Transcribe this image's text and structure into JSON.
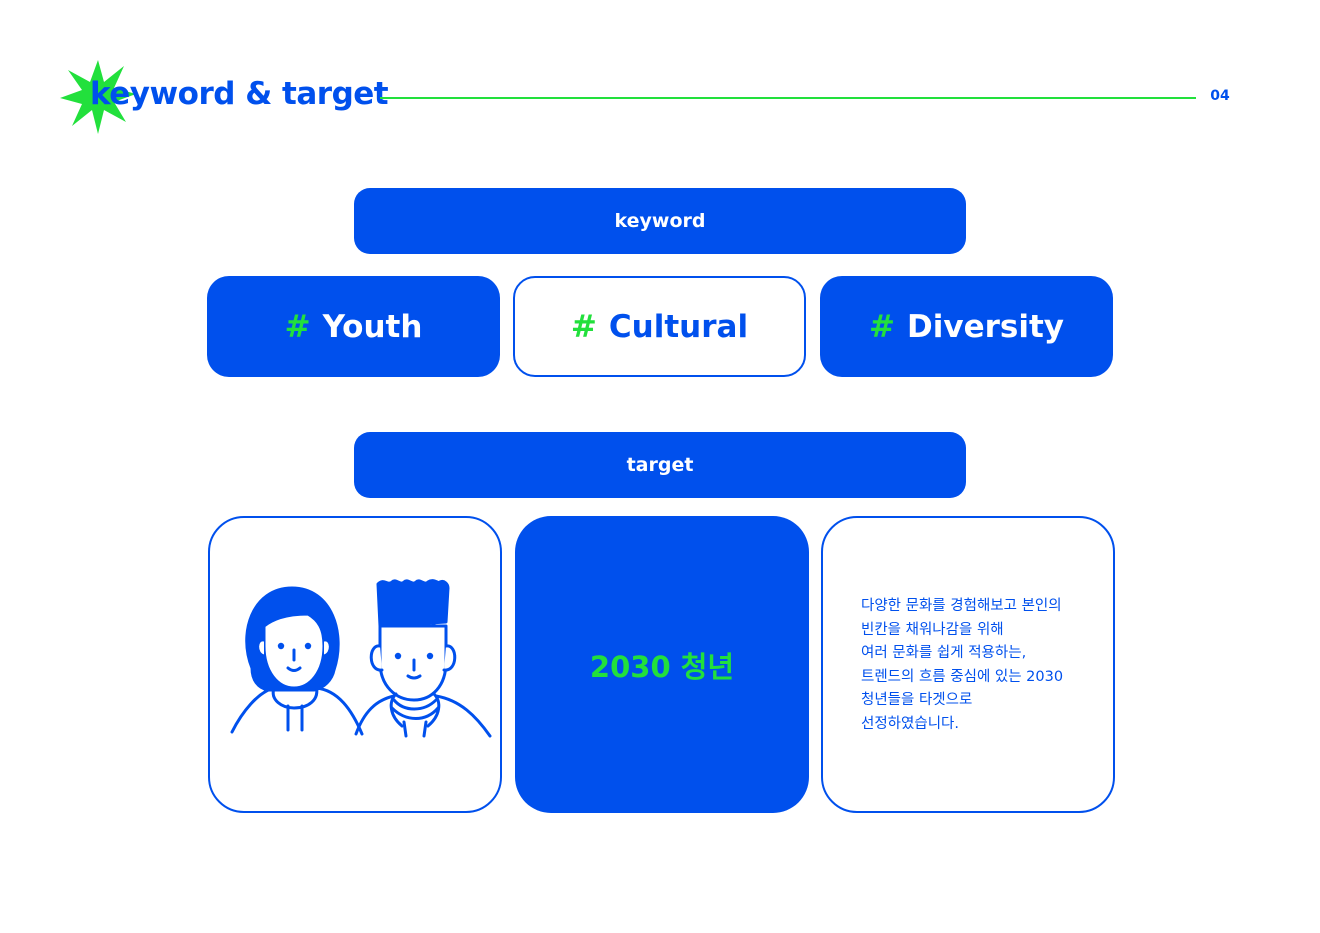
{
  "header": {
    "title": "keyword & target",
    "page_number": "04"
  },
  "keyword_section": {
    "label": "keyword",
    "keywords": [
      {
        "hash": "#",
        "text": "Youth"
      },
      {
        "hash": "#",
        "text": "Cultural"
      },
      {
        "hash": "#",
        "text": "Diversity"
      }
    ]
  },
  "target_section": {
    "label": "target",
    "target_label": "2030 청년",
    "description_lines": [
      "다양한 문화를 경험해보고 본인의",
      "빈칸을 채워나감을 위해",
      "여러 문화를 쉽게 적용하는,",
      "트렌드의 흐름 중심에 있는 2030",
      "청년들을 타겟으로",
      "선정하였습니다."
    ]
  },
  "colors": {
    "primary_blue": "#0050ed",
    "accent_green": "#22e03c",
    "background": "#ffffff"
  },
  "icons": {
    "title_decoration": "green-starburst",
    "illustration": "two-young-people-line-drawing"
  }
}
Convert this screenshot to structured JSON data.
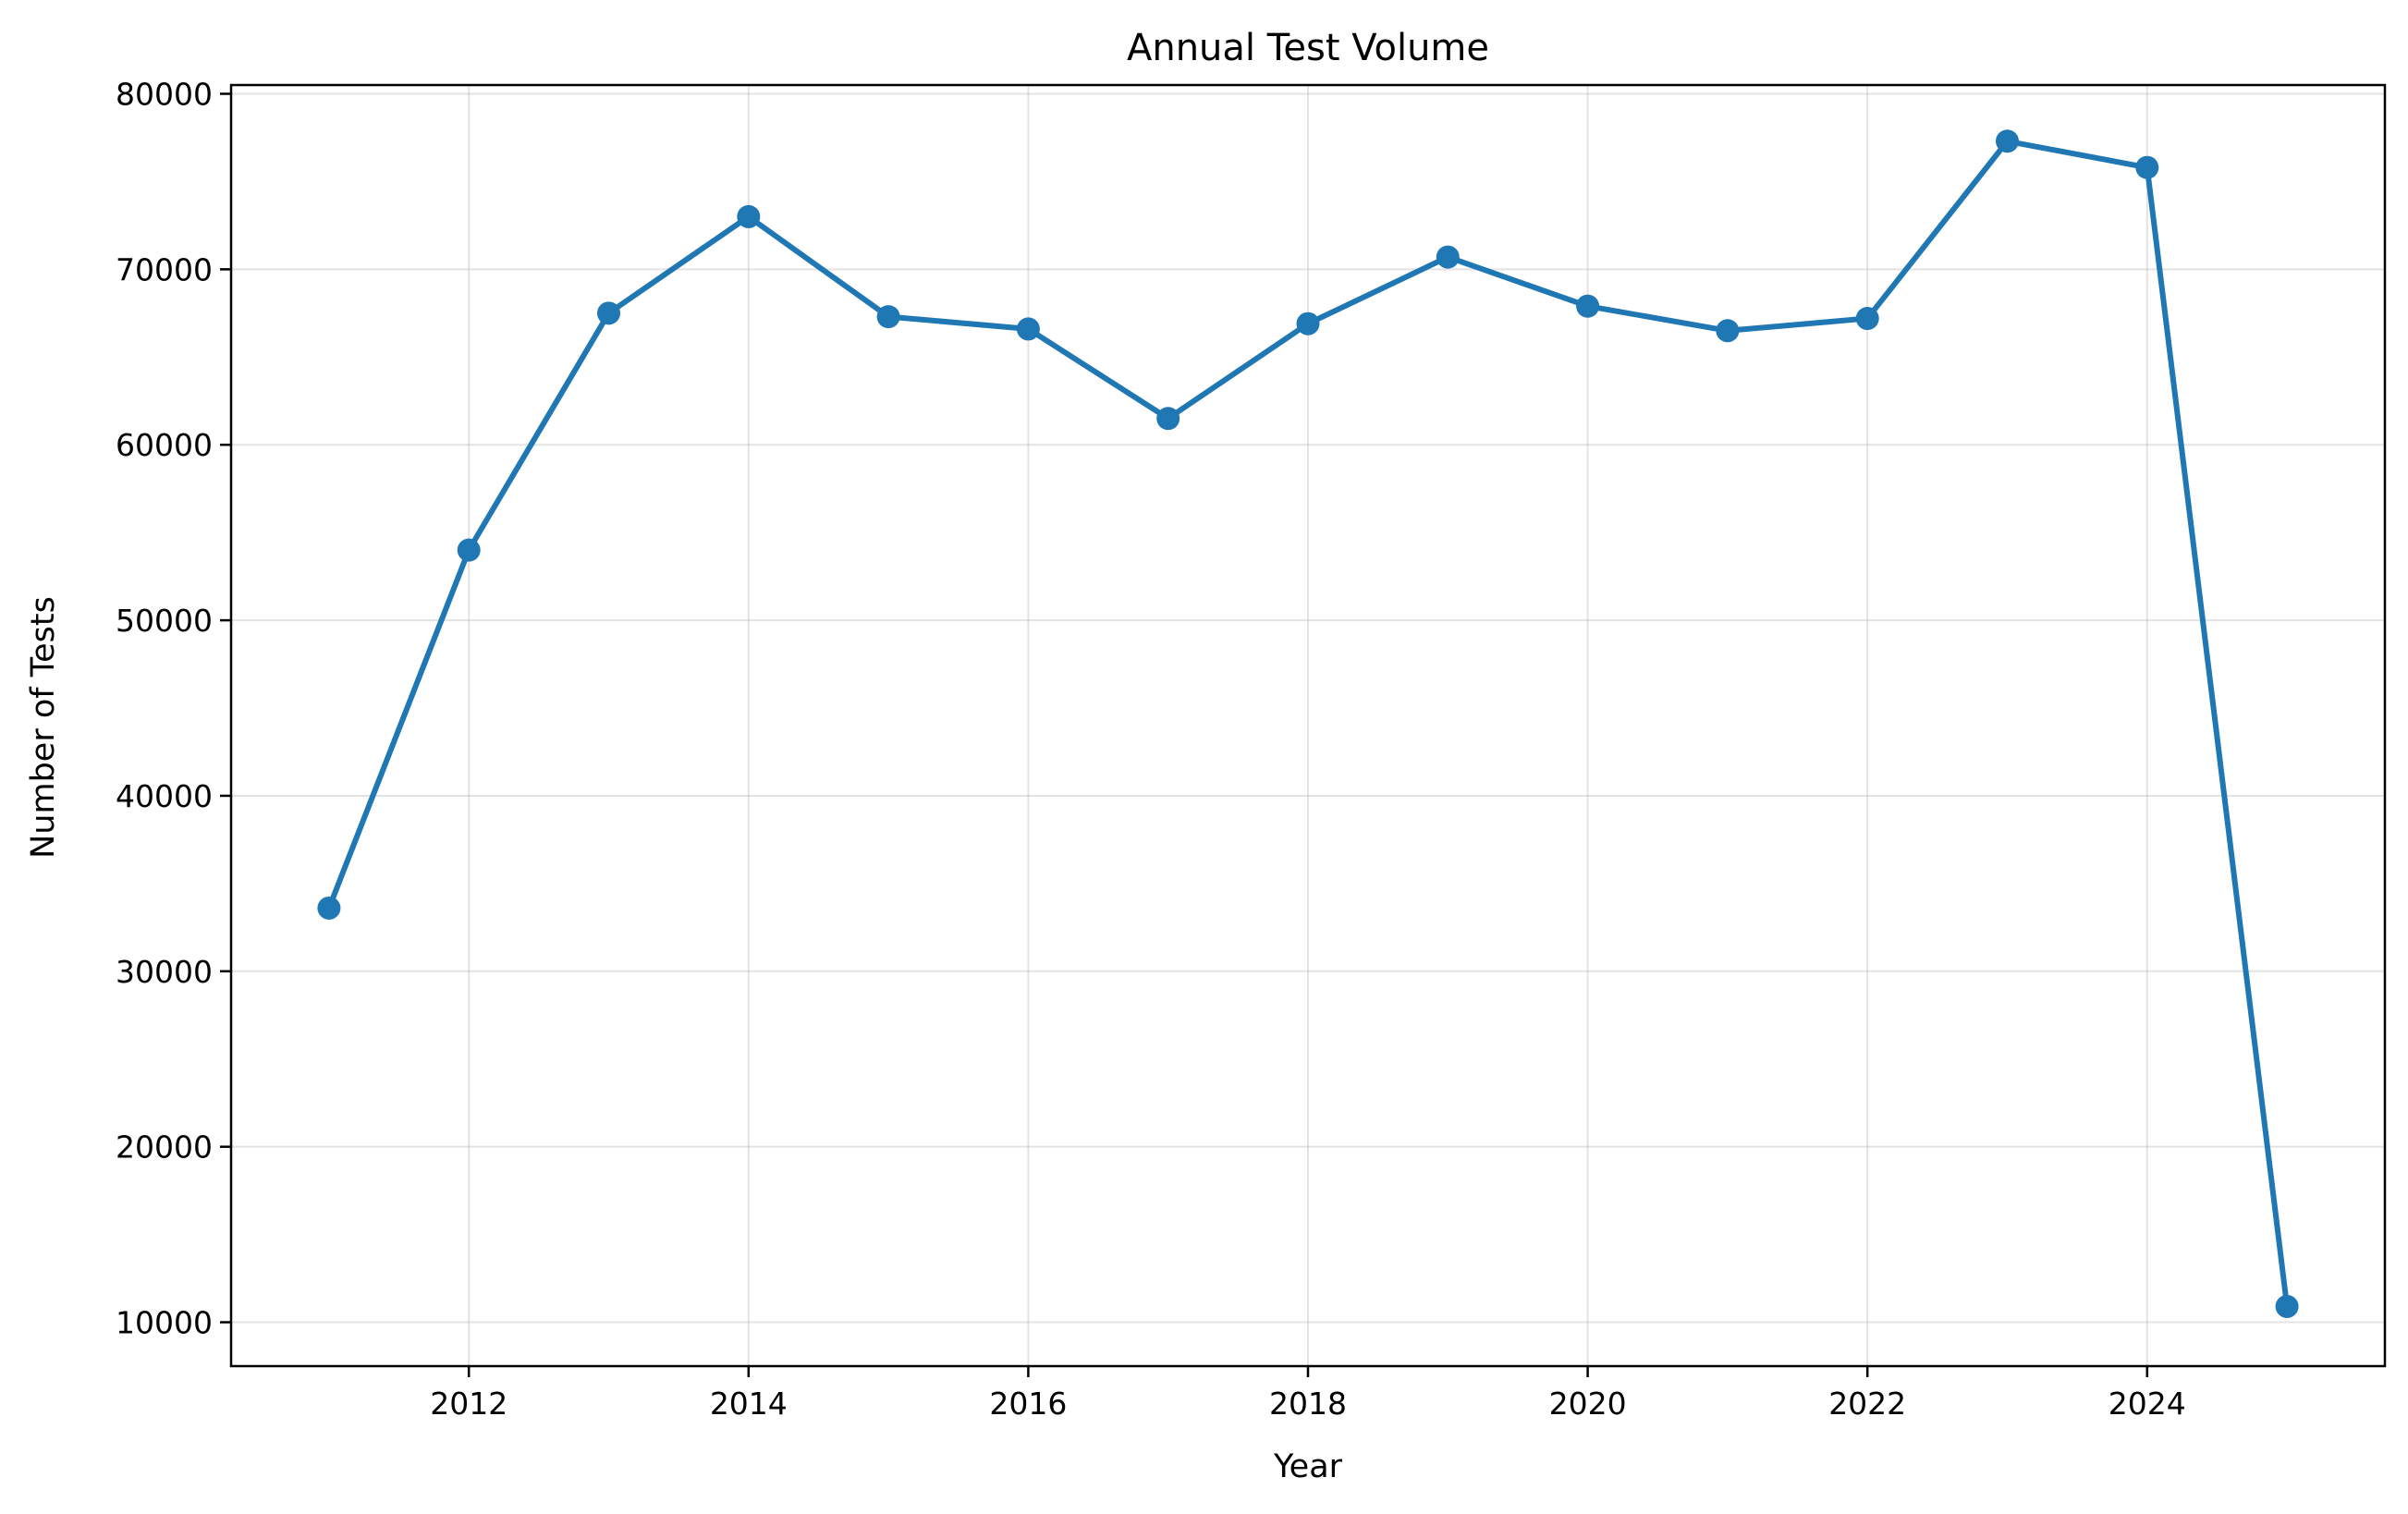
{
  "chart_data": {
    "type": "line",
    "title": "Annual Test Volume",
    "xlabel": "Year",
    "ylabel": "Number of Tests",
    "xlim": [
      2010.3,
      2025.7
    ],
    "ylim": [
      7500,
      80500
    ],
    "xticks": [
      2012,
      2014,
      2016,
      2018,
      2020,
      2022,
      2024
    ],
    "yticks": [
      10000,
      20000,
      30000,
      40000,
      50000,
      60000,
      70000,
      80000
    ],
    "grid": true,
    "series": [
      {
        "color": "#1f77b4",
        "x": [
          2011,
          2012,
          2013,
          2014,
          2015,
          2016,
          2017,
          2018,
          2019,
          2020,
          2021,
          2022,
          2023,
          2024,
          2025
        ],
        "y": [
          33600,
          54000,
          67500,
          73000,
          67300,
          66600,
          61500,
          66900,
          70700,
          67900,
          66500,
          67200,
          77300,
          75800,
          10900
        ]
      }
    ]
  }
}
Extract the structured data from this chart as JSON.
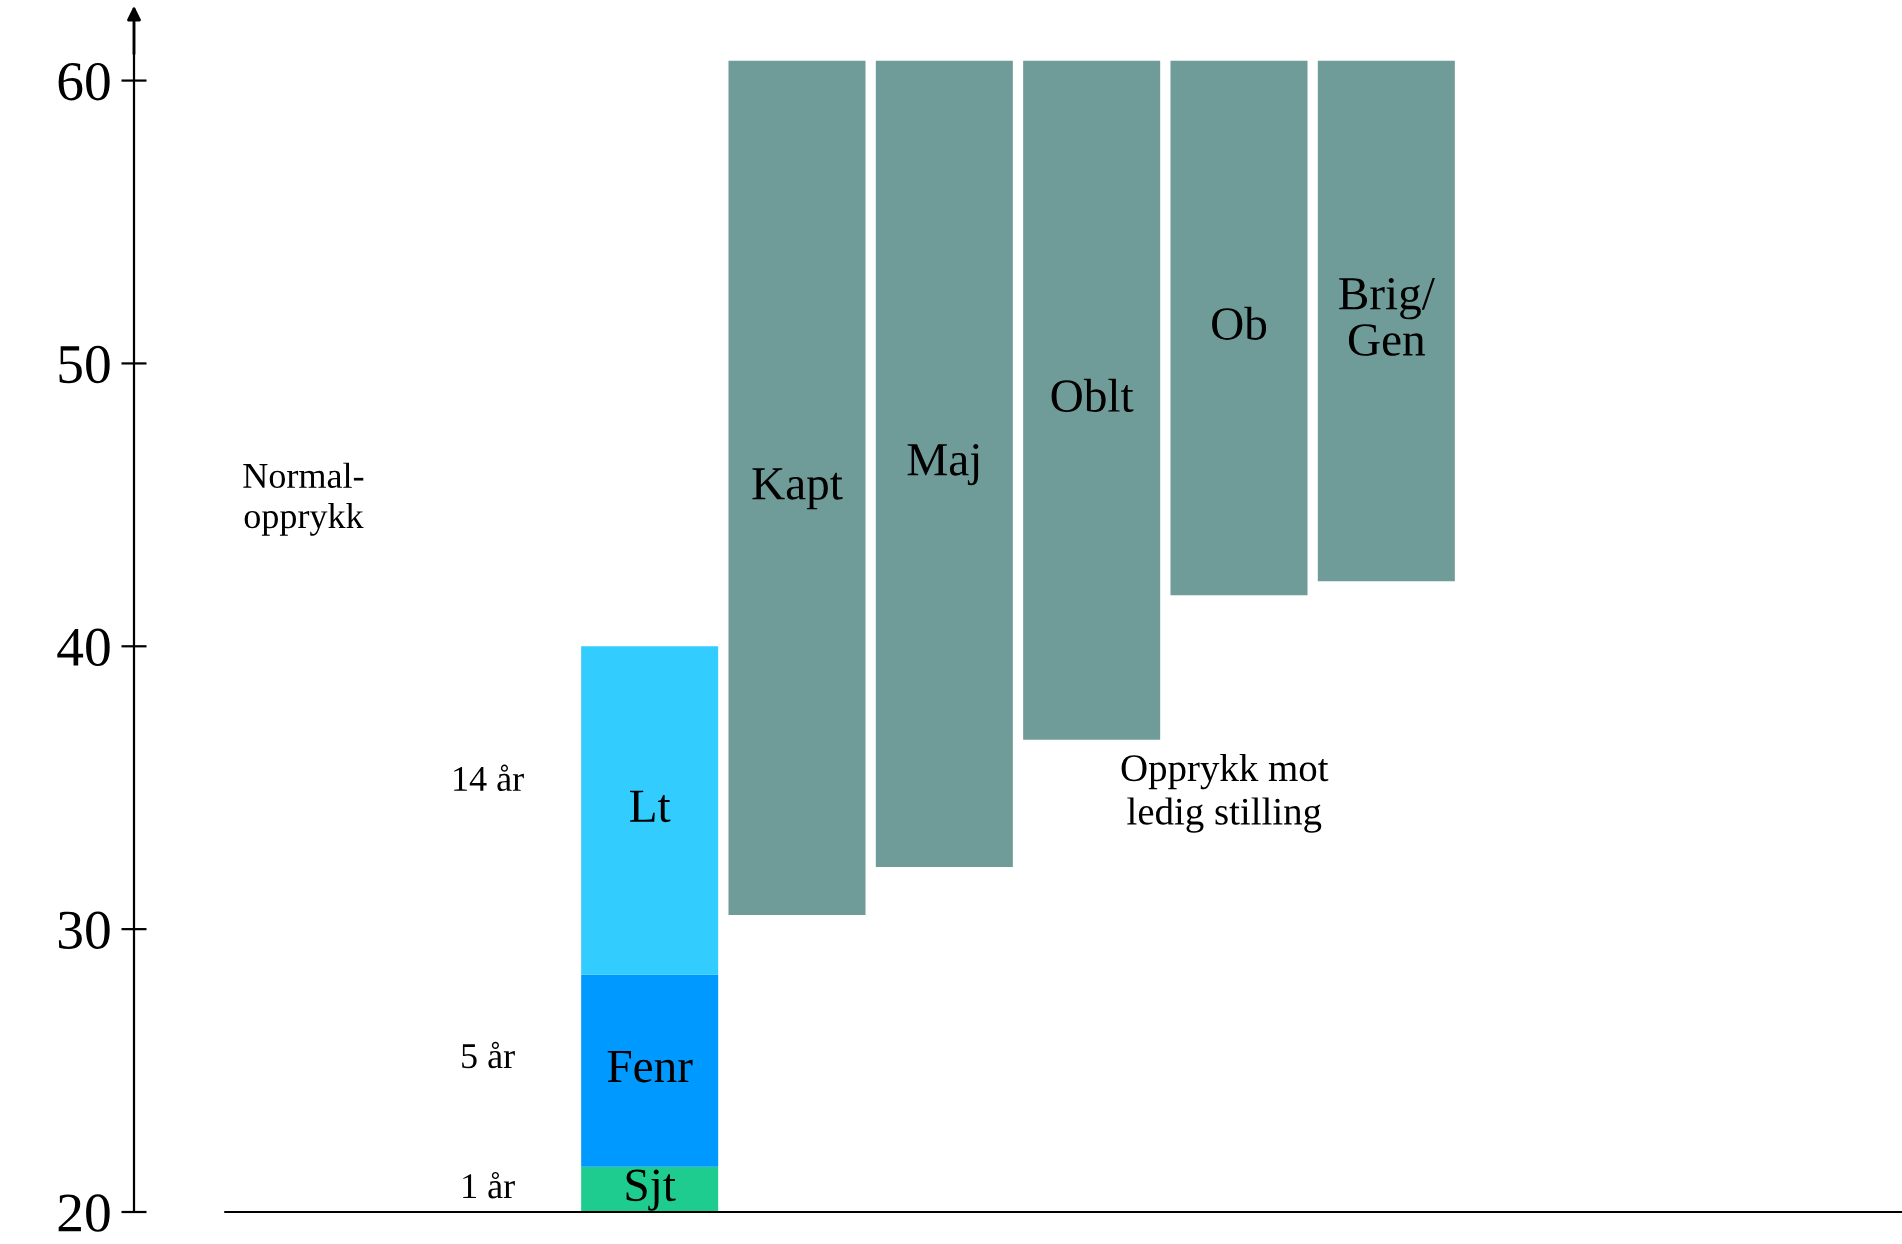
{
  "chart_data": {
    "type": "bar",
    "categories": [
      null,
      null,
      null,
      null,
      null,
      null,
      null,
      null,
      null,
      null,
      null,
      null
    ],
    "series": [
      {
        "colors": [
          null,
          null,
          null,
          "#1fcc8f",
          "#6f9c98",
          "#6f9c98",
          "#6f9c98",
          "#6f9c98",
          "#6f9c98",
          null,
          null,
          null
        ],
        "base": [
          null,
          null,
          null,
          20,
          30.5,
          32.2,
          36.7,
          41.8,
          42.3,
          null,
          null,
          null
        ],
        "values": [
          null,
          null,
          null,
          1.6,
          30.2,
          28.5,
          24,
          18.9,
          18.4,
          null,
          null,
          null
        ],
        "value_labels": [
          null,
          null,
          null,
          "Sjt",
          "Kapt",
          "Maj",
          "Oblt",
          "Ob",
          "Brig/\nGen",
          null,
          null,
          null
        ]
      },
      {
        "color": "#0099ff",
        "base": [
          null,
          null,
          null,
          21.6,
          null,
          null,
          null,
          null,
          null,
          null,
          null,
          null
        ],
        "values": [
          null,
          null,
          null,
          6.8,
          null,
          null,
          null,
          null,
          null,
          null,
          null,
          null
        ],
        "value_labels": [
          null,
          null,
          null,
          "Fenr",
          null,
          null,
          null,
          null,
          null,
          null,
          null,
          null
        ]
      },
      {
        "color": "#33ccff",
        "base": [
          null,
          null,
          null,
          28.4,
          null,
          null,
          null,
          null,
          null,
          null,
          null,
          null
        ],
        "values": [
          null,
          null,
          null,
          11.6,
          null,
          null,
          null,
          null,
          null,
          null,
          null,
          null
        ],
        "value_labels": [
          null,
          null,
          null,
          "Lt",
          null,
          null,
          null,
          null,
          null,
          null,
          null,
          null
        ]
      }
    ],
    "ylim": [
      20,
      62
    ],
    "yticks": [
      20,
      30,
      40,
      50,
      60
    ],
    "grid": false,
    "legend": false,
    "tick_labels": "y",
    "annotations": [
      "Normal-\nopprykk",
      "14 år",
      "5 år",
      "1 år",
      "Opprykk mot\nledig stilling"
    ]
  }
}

What to produce: Repeat the material above word for word, please, apart from its images.

Answer to the exercise:
Transcribe this image's text and structure into JSON.
{
  "header": {
    "title": "keyword & target",
    "page_number": "04"
  },
  "keyword_section": {
    "label": "keyword",
    "keywords": [
      {
        "hash": "#",
        "text": "Youth"
      },
      {
        "hash": "#",
        "text": "Cultural"
      },
      {
        "hash": "#",
        "text": "Diversity"
      }
    ]
  },
  "target_section": {
    "label": "target",
    "target_label": "2030 청년",
    "description_lines": [
      "다양한 문화를 경험해보고 본인의",
      "빈칸을 채워나감을 위해",
      "여러 문화를 쉽게 적용하는,",
      "트렌드의 흐름 중심에 있는 2030",
      "청년들을 타겟으로",
      "선정하였습니다."
    ]
  },
  "colors": {
    "primary_blue": "#0050ed",
    "accent_green": "#22e03c",
    "background": "#ffffff"
  },
  "icons": {
    "title_decoration": "green-starburst",
    "illustration": "two-young-people-line-drawing"
  }
}
Convert this screenshot to structured JSON data.
{
  "chart_data": {
    "type": "line",
    "title": "Annual Test Volume",
    "xlabel": "Year",
    "ylabel": "Number of Tests",
    "xlim": [
      2010.3,
      2025.7
    ],
    "ylim": [
      7500,
      80500
    ],
    "xticks": [
      2012,
      2014,
      2016,
      2018,
      2020,
      2022,
      2024
    ],
    "yticks": [
      10000,
      20000,
      30000,
      40000,
      50000,
      60000,
      70000,
      80000
    ],
    "grid": true,
    "series": [
      {
        "color": "#1f77b4",
        "x": [
          2011,
          2012,
          2013,
          2014,
          2015,
          2016,
          2017,
          2018,
          2019,
          2020,
          2021,
          2022,
          2023,
          2024,
          2025
        ],
        "y": [
          33600,
          54000,
          67500,
          73000,
          67300,
          66600,
          61500,
          66900,
          70700,
          67900,
          66500,
          67200,
          77300,
          75800,
          10900
        ]
      }
    ]
  }
}
Extract the structured data from this chart as JSON.
{
  "chart_data": {
    "type": "bar",
    "categories": [
      null,
      null,
      null,
      null,
      null,
      null,
      null,
      null,
      null,
      null,
      null,
      null
    ],
    "series": [
      {
        "colors": [
          null,
          null,
          null,
          "#1fcc8f",
          "#6f9c98",
          "#6f9c98",
          "#6f9c98",
          "#6f9c98",
          "#6f9c98",
          null,
          null,
          null
        ],
        "base": [
          null,
          null,
          null,
          20,
          30.5,
          32.2,
          36.7,
          41.8,
          42.3,
          null,
          null,
          null
        ],
        "values": [
          null,
          null,
          null,
          1.6,
          30.2,
          28.5,
          24,
          18.9,
          18.4,
          null,
          null,
          null
        ],
        "value_labels": [
          null,
          null,
          null,
          "Sjt",
          "Kapt",
          "Maj",
          "Oblt",
          "Ob",
          "Brig/\nGen",
          null,
          null,
          null
        ]
      },
      {
        "color": "#0099ff",
        "base": [
          null,
          null,
          null,
          21.6,
          null,
          null,
          null,
          null,
          null,
          null,
          null,
          null
        ],
        "values": [
          null,
          null,
          null,
          6.8,
          null,
          null,
          null,
          null,
          null,
          null,
          null,
          null
        ],
        "value_labels": [
          null,
          null,
          null,
          "Fenr",
          null,
          null,
          null,
          null,
          null,
          null,
          null,
          null
        ]
      },
      {
        "color": "#33ccff",
        "base": [
          null,
          null,
          null,
          28.4,
          null,
          null,
          null,
          null,
          null,
          null,
          null,
          null
        ],
        "values": [
          null,
          null,
          null,
          11.6,
          null,
          null,
          null,
          null,
          null,
          null,
          null,
          null
        ],
        "value_labels": [
          null,
          null,
          null,
          "Lt",
          null,
          null,
          null,
          null,
          null,
          null,
          null,
          null
        ]
      }
    ],
    "ylim": [
      20,
      62
    ],
    "yticks": [
      20,
      30,
      40,
      50,
      60
    ],
    "grid": false,
    "legend": false,
    "tick_labels": "y",
    "annotations": [
      "Normal-\nopprykk",
      "14 år",
      "5 år",
      "1 år",
      "Opprykk mot\nledig stilling"
    ]
  }
}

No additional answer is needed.